EXERCISE DETAILS:
Write out the full listing exactly as given, minus the images.

>> START EXTRACTED DATA

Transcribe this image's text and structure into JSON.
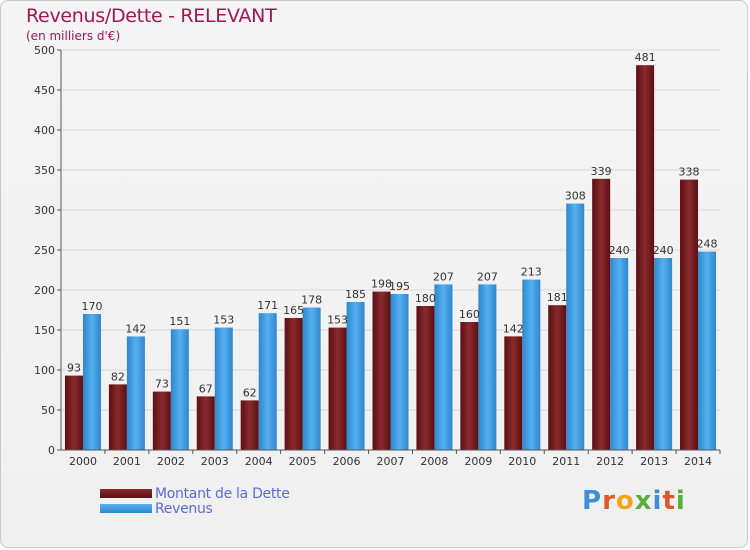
{
  "title": "Revenus/Dette - RELEVANT",
  "subtitle": "(en milliers d'€)",
  "legend": {
    "debt_label": "Montant de la Dette",
    "revenue_label": "Revenus"
  },
  "logo": {
    "text": "Proxiti"
  },
  "colors": {
    "debt": "#7a1f22",
    "revenue": "#3f9fe6",
    "title": "#a3174c"
  },
  "chart_data": {
    "type": "bar",
    "categories": [
      "2000",
      "2001",
      "2002",
      "2003",
      "2004",
      "2005",
      "2006",
      "2007",
      "2008",
      "2009",
      "2010",
      "2011",
      "2012",
      "2013",
      "2014"
    ],
    "series": [
      {
        "name": "Montant de la Dette",
        "values": [
          93,
          82,
          73,
          67,
          62,
          165,
          153,
          198,
          180,
          160,
          142,
          181,
          339,
          481,
          338
        ]
      },
      {
        "name": "Revenus",
        "values": [
          170,
          142,
          151,
          153,
          171,
          178,
          185,
          195,
          207,
          207,
          213,
          308,
          240,
          240,
          248
        ]
      }
    ],
    "ylim": [
      0,
      500
    ],
    "yticks": [
      0,
      50,
      100,
      150,
      200,
      250,
      300,
      350,
      400,
      450,
      500
    ],
    "grid": true
  }
}
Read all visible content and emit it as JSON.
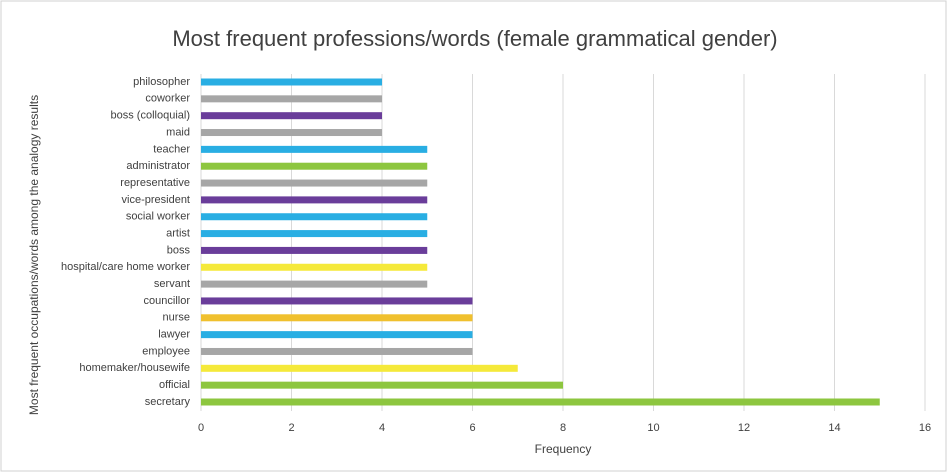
{
  "chart_data": {
    "type": "bar",
    "orientation": "horizontal",
    "title": "Most frequent professions/words (female grammatical gender)",
    "x_label": "Frequency",
    "y_label": "Most frequent occupations/words among the analogy results",
    "categories": [
      "philosopher",
      "coworker",
      "boss (colloquial)",
      "maid",
      "teacher",
      "administrator",
      "representative",
      "vice-president",
      "social worker",
      "artist",
      "boss",
      "hospital/care home worker",
      "servant",
      "councillor",
      "nurse",
      "lawyer",
      "employee",
      "homemaker/housewife",
      "official",
      "secretary"
    ],
    "values": [
      4,
      4,
      4,
      4,
      5,
      5,
      5,
      5,
      5,
      5,
      5,
      5,
      5,
      6,
      6,
      6,
      6,
      7,
      8,
      15
    ],
    "colors": [
      "#29aee3",
      "#a6a6a6",
      "#6a3d9a",
      "#a6a6a6",
      "#29aee3",
      "#8dc63f",
      "#a6a6a6",
      "#6a3d9a",
      "#29aee3",
      "#29aee3",
      "#6a3d9a",
      "#f5e93a",
      "#a6a6a6",
      "#6a3d9a",
      "#f0c02e",
      "#29aee3",
      "#a6a6a6",
      "#f5e93a",
      "#8dc63f",
      "#8dc63f"
    ],
    "xlim": [
      0,
      16
    ],
    "xticks": [
      0,
      2,
      4,
      6,
      8,
      10,
      12,
      14,
      16
    ],
    "grid": true
  }
}
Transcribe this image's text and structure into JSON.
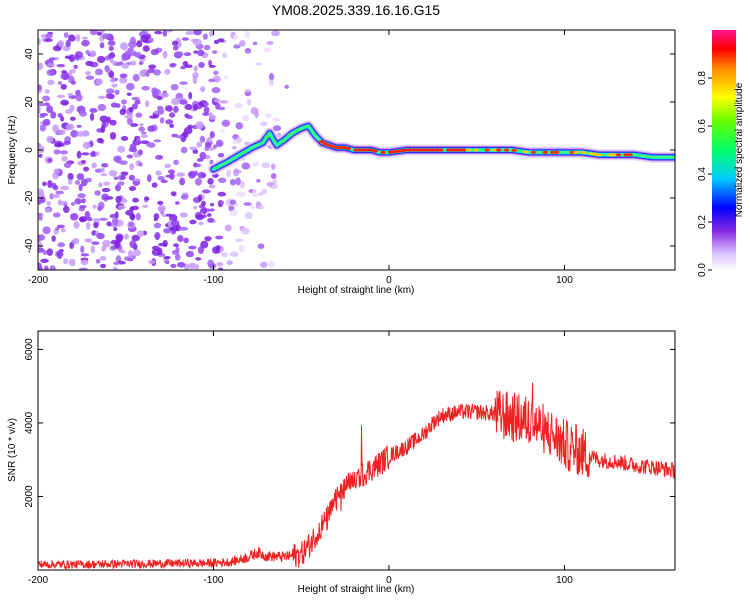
{
  "title": "YM08.2025.339.16.16.G15",
  "colors": {
    "snr_line": "#ee2222",
    "frame": "#000000"
  },
  "chart_data": [
    {
      "type": "heatmap",
      "name": "spectrogram",
      "xlabel": "Height of straight line (km)",
      "ylabel": "Frequency (Hz)",
      "xlim": [
        -200,
        163
      ],
      "ylim": [
        -50,
        50
      ],
      "xticks": [
        -200,
        -100,
        0,
        100
      ],
      "xtick_labels": [
        "-200",
        "-100",
        "0",
        "100"
      ],
      "yticks": [
        -40,
        -20,
        0,
        20,
        40
      ],
      "ytick_labels": [
        "-40",
        "-20",
        "0",
        "20",
        "40"
      ],
      "noise_region_x": [
        -200,
        -58
      ],
      "ridge": {
        "x": [
          -100,
          -92,
          -85,
          -78,
          -72,
          -68,
          -64,
          -60,
          -55,
          -50,
          -46,
          -42,
          -38,
          -34,
          -30,
          -25,
          -20,
          -15,
          -10,
          -5,
          0,
          10,
          20,
          30,
          40,
          50,
          60,
          70,
          80,
          90,
          100,
          110,
          120,
          130,
          140,
          150,
          163
        ],
        "y": [
          -8,
          -5,
          -2,
          1,
          3,
          7,
          2,
          4,
          7,
          9,
          10,
          6,
          3,
          2,
          1,
          1,
          0,
          0,
          0,
          -1,
          -1,
          0,
          0,
          0,
          0,
          0,
          0,
          0,
          -1,
          -1,
          -1,
          -1,
          -2,
          -2,
          -2,
          -3,
          -3
        ]
      },
      "colorbar": {
        "label": "Normalized spectral amplitude",
        "range": [
          0,
          1
        ],
        "ticks": [
          0.0,
          0.2,
          0.4,
          0.6,
          0.8
        ],
        "tick_labels": [
          "0.0",
          "0.2",
          "0.4",
          "0.6",
          "0.8"
        ]
      }
    },
    {
      "type": "line",
      "name": "snr",
      "xlabel": "Height of straight line (km)",
      "ylabel": "SNR (10 * v/v)",
      "xlim": [
        -200,
        163
      ],
      "ylim": [
        0,
        6500
      ],
      "xticks": [
        -200,
        -100,
        0,
        100
      ],
      "xtick_labels": [
        "-200",
        "-100",
        "0",
        "100"
      ],
      "yticks": [
        2000,
        4000,
        6000
      ],
      "ytick_labels": [
        "2000",
        "4000",
        "6000"
      ],
      "series": [
        {
          "name": "SNR",
          "x": [
            -200,
            -180,
            -160,
            -140,
            -120,
            -100,
            -90,
            -80,
            -75,
            -70,
            -60,
            -50,
            -45,
            -40,
            -35,
            -30,
            -25,
            -20,
            -15,
            -10,
            -5,
            0,
            10,
            20,
            25,
            30,
            40,
            50,
            60,
            70,
            80,
            90,
            95,
            100,
            110,
            120,
            130,
            140,
            150,
            163
          ],
          "y": [
            150,
            150,
            160,
            170,
            180,
            190,
            220,
            350,
            480,
            380,
            360,
            420,
            700,
            1100,
            1400,
            1900,
            2200,
            2500,
            2600,
            2750,
            2900,
            3100,
            3350,
            3700,
            4000,
            4200,
            4300,
            4300,
            4250,
            4150,
            4050,
            3800,
            3600,
            3400,
            3200,
            3000,
            2950,
            2850,
            2800,
            2700
          ]
        }
      ]
    }
  ]
}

>> END EXTRACTED DATA

OUTPUT FOR THIS EXERCISE:
Transcribe this image's text and structure into JSON.
{
  "title": "Revenus/Dette - RELEVANT",
  "subtitle": "(en milliers d'€)",
  "legend": {
    "debt_label": "Montant de la Dette",
    "revenue_label": "Revenus"
  },
  "logo": {
    "text": "Proxiti"
  },
  "colors": {
    "debt": "#7a1f22",
    "revenue": "#3f9fe6",
    "title": "#a3174c"
  },
  "chart_data": {
    "type": "bar",
    "categories": [
      "2000",
      "2001",
      "2002",
      "2003",
      "2004",
      "2005",
      "2006",
      "2007",
      "2008",
      "2009",
      "2010",
      "2011",
      "2012",
      "2013",
      "2014"
    ],
    "series": [
      {
        "name": "Montant de la Dette",
        "values": [
          93,
          82,
          73,
          67,
          62,
          165,
          153,
          198,
          180,
          160,
          142,
          181,
          339,
          481,
          338
        ]
      },
      {
        "name": "Revenus",
        "values": [
          170,
          142,
          151,
          153,
          171,
          178,
          185,
          195,
          207,
          207,
          213,
          308,
          240,
          240,
          248
        ]
      }
    ],
    "ylim": [
      0,
      500
    ],
    "yticks": [
      0,
      50,
      100,
      150,
      200,
      250,
      300,
      350,
      400,
      450,
      500
    ],
    "grid": true
  }
}
Read all visible content and emit it as JSON.
{
  "chart_data": {
    "type": "bar",
    "orientation": "horizontal",
    "title": "Most frequent professions/words (female grammatical gender)",
    "x_label": "Frequency",
    "y_label": "Most frequent occupations/words among the analogy results",
    "categories": [
      "philosopher",
      "coworker",
      "boss (colloquial)",
      "maid",
      "teacher",
      "administrator",
      "representative",
      "vice-president",
      "social worker",
      "artist",
      "boss",
      "hospital/care home worker",
      "servant",
      "councillor",
      "nurse",
      "lawyer",
      "employee",
      "homemaker/housewife",
      "official",
      "secretary"
    ],
    "values": [
      4,
      4,
      4,
      4,
      5,
      5,
      5,
      5,
      5,
      5,
      5,
      5,
      5,
      6,
      6,
      6,
      6,
      7,
      8,
      15
    ],
    "colors": [
      "#29aee3",
      "#a6a6a6",
      "#6a3d9a",
      "#a6a6a6",
      "#29aee3",
      "#8dc63f",
      "#a6a6a6",
      "#6a3d9a",
      "#29aee3",
      "#29aee3",
      "#6a3d9a",
      "#f5e93a",
      "#a6a6a6",
      "#6a3d9a",
      "#f0c02e",
      "#29aee3",
      "#a6a6a6",
      "#f5e93a",
      "#8dc63f",
      "#8dc63f"
    ],
    "xlim": [
      0,
      16
    ],
    "xticks": [
      0,
      2,
      4,
      6,
      8,
      10,
      12,
      14,
      16
    ],
    "grid": true
  }
}
Transcribe this image's text and structure into JSON.
{
  "title": "YM08.2025.339.16.16.G15",
  "colors": {
    "snr_line": "#ee2222",
    "frame": "#000000"
  },
  "chart_data": [
    {
      "type": "heatmap",
      "name": "spectrogram",
      "xlabel": "Height of straight line (km)",
      "ylabel": "Frequency (Hz)",
      "xlim": [
        -200,
        163
      ],
      "ylim": [
        -50,
        50
      ],
      "xticks": [
        -200,
        -100,
        0,
        100
      ],
      "xtick_labels": [
        "-200",
        "-100",
        "0",
        "100"
      ],
      "yticks": [
        -40,
        -20,
        0,
        20,
        40
      ],
      "ytick_labels": [
        "-40",
        "-20",
        "0",
        "20",
        "40"
      ],
      "noise_region_x": [
        -200,
        -58
      ],
      "ridge": {
        "x": [
          -100,
          -92,
          -85,
          -78,
          -72,
          -68,
          -64,
          -60,
          -55,
          -50,
          -46,
          -42,
          -38,
          -34,
          -30,
          -25,
          -20,
          -15,
          -10,
          -5,
          0,
          10,
          20,
          30,
          40,
          50,
          60,
          70,
          80,
          90,
          100,
          110,
          120,
          130,
          140,
          150,
          163
        ],
        "y": [
          -8,
          -5,
          -2,
          1,
          3,
          7,
          2,
          4,
          7,
          9,
          10,
          6,
          3,
          2,
          1,
          1,
          0,
          0,
          0,
          -1,
          -1,
          0,
          0,
          0,
          0,
          0,
          0,
          0,
          -1,
          -1,
          -1,
          -1,
          -2,
          -2,
          -2,
          -3,
          -3
        ]
      },
      "colorbar": {
        "label": "Normalized spectral amplitude",
        "range": [
          0,
          1
        ],
        "ticks": [
          0.0,
          0.2,
          0.4,
          0.6,
          0.8
        ],
        "tick_labels": [
          "0.0",
          "0.2",
          "0.4",
          "0.6",
          "0.8"
        ]
      }
    },
    {
      "type": "line",
      "name": "snr",
      "xlabel": "Height of straight line (km)",
      "ylabel": "SNR (10 * v/v)",
      "xlim": [
        -200,
        163
      ],
      "ylim": [
        0,
        6500
      ],
      "xticks": [
        -200,
        -100,
        0,
        100
      ],
      "xtick_labels": [
        "-200",
        "-100",
        "0",
        "100"
      ],
      "yticks": [
        2000,
        4000,
        6000
      ],
      "ytick_labels": [
        "2000",
        "4000",
        "6000"
      ],
      "series": [
        {
          "name": "SNR",
          "x": [
            -200,
            -180,
            -160,
            -140,
            -120,
            -100,
            -90,
            -80,
            -75,
            -70,
            -60,
            -50,
            -45,
            -40,
            -35,
            -30,
            -25,
            -20,
            -15,
            -10,
            -5,
            0,
            10,
            20,
            25,
            30,
            40,
            50,
            60,
            70,
            80,
            90,
            95,
            100,
            110,
            120,
            130,
            140,
            150,
            163
          ],
          "y": [
            150,
            150,
            160,
            170,
            180,
            190,
            220,
            350,
            480,
            380,
            360,
            420,
            700,
            1100,
            1400,
            1900,
            2200,
            2500,
            2600,
            2750,
            2900,
            3100,
            3350,
            3700,
            4000,
            4200,
            4300,
            4300,
            4250,
            4150,
            4050,
            3800,
            3600,
            3400,
            3200,
            3000,
            2950,
            2850,
            2800,
            2700
          ]
        }
      ]
    }
  ]
}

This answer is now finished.